**REQUIREMENTS:** Copy every line of the records below word for word, leaving out the pictures.

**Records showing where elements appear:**

[start]

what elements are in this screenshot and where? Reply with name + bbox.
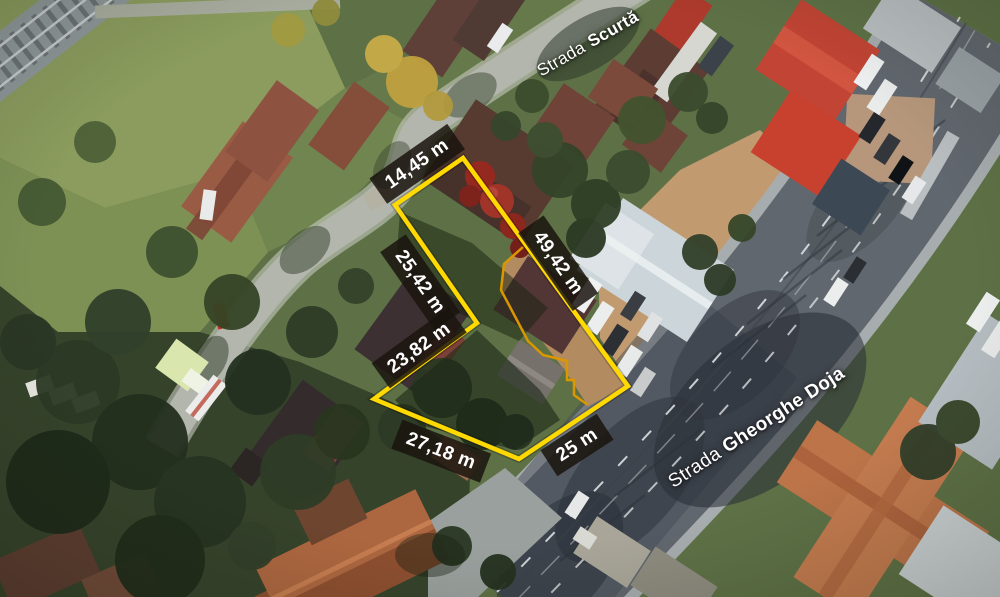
satellite-map-image: 14,45 m 49,42 m 25,42 m 23,82 m 27,18 m … [0, 0, 1000, 597]
vignette [0, 0, 1000, 597]
satellite-scene [0, 0, 1000, 597]
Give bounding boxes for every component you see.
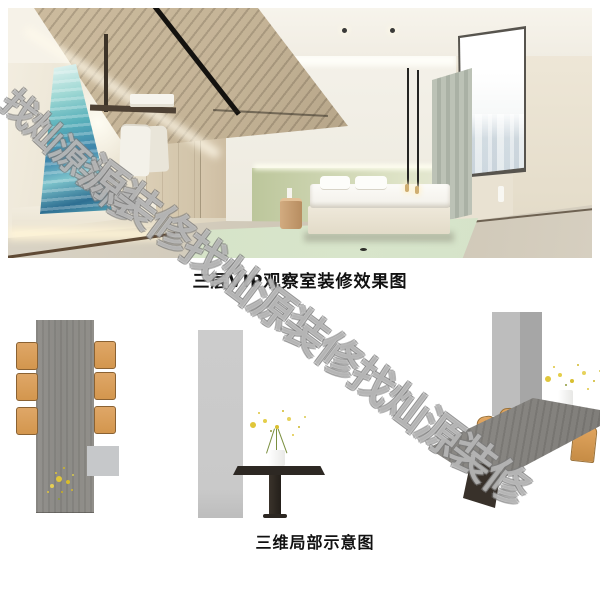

[end]

**EXERCISE OUTPUT:**
what elements are in this screenshot and where? Reply with name + bbox.
satellite-map-image: 14,45 m 49,42 m 25,42 m 23,82 m 27,18 m … [0, 0, 1000, 597]
vignette [0, 0, 1000, 597]
satellite-scene [0, 0, 1000, 597]
Give bounding boxes for every component you see.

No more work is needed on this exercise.